▸ **Challenge**:
Beneath this sentence is a set of records; write each of them out exactly.
+++ Dataset content +++
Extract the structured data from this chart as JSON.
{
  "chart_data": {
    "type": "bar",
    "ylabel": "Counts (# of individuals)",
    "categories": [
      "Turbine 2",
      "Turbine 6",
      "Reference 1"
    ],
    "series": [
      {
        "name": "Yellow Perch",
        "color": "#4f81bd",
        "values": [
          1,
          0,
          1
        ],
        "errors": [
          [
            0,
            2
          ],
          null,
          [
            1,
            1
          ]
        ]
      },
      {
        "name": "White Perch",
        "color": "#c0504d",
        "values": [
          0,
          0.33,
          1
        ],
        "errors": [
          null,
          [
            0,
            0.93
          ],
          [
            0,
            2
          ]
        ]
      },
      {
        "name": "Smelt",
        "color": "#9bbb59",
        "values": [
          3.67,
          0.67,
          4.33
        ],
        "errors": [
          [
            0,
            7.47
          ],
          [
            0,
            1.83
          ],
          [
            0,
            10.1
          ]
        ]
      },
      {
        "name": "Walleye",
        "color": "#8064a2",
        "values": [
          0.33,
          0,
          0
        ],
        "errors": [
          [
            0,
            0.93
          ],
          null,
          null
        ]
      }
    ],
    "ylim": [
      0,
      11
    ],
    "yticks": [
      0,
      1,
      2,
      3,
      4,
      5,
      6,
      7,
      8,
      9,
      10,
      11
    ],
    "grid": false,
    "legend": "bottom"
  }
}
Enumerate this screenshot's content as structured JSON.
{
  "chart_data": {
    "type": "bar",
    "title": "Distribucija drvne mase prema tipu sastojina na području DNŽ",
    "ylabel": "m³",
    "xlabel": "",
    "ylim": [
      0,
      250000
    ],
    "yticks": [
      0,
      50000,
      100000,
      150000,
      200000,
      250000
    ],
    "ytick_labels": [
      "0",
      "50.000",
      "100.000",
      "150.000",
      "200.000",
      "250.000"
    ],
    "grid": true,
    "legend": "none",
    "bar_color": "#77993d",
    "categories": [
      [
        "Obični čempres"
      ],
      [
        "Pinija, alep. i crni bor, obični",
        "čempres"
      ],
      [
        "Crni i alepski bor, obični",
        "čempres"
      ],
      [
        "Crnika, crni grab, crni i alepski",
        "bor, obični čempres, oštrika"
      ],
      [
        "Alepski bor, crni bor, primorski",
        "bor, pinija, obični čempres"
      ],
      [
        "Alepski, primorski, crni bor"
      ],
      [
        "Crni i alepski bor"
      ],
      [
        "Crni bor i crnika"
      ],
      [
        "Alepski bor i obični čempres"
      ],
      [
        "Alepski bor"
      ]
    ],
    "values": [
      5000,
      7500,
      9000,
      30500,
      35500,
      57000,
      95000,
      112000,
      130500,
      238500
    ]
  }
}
+++
▸ **Worked answer**:
Extract the structured data from this chart as JSON.
{
  "chart_data": {
    "type": "bar",
    "ylabel": "Counts (# of individuals)",
    "categories": [
      "Turbine 2",
      "Turbine 6",
      "Reference 1"
    ],
    "series": [
      {
        "name": "Yellow Perch",
        "color": "#4f81bd",
        "values": [
          1,
          0,
          1
        ],
        "errors": [
          [
            0,
            2
          ],
          null,
          [
            1,
            1
          ]
        ]
      },
      {
        "name": "White Perch",
        "color": "#c0504d",
        "values": [
          0,
          0.33,
          1
        ],
        "errors": [
          null,
          [
            0,
            0.93
          ],
          [
            0,
            2
          ]
        ]
      },
      {
        "name": "Smelt",
        "color": "#9bbb59",
        "values": [
          3.67,
          0.67,
          4.33
        ],
        "errors": [
          [
            0,
            7.47
          ],
          [
            0,
            1.83
          ],
          [
            0,
            10.1
          ]
        ]
      },
      {
        "name": "Walleye",
        "color": "#8064a2",
        "values": [
          0.33,
          0,
          0
        ],
        "errors": [
          [
            0,
            0.93
          ],
          null,
          null
        ]
      }
    ],
    "ylim": [
      0,
      11
    ],
    "yticks": [
      0,
      1,
      2,
      3,
      4,
      5,
      6,
      7,
      8,
      9,
      10,
      11
    ],
    "grid": false,
    "legend": "bottom"
  }
}
Enumerate this screenshot's content as structured JSON.
{
  "chart_data": {
    "type": "bar",
    "title": "Distribucija drvne mase prema tipu sastojina na području DNŽ",
    "ylabel": "m³",
    "xlabel": "",
    "ylim": [
      0,
      250000
    ],
    "yticks": [
      0,
      50000,
      100000,
      150000,
      200000,
      250000
    ],
    "ytick_labels": [
      "0",
      "50.000",
      "100.000",
      "150.000",
      "200.000",
      "250.000"
    ],
    "grid": true,
    "legend": "none",
    "bar_color": "#77993d",
    "categories": [
      [
        "Obični čempres"
      ],
      [
        "Pinija, alep. i crni bor, obični",
        "čempres"
      ],
      [
        "Crni i alepski bor, obični",
        "čempres"
      ],
      [
        "Crnika, crni grab, crni i alepski",
        "bor, obični čempres, oštrika"
      ],
      [
        "Alepski bor, crni bor, primorski",
        "bor, pinija, obični čempres"
      ],
      [
        "Alepski, primorski, crni bor"
      ],
      [
        "Crni i alepski bor"
      ],
      [
        "Crni bor i crnika"
      ],
      [
        "Alepski bor i obični čempres"
      ],
      [
        "Alepski bor"
      ]
    ],
    "values": [
      5000,
      7500,
      9000,
      30500,
      35500,
      57000,
      95000,
      112000,
      130500,
      238500
    ]
  }
}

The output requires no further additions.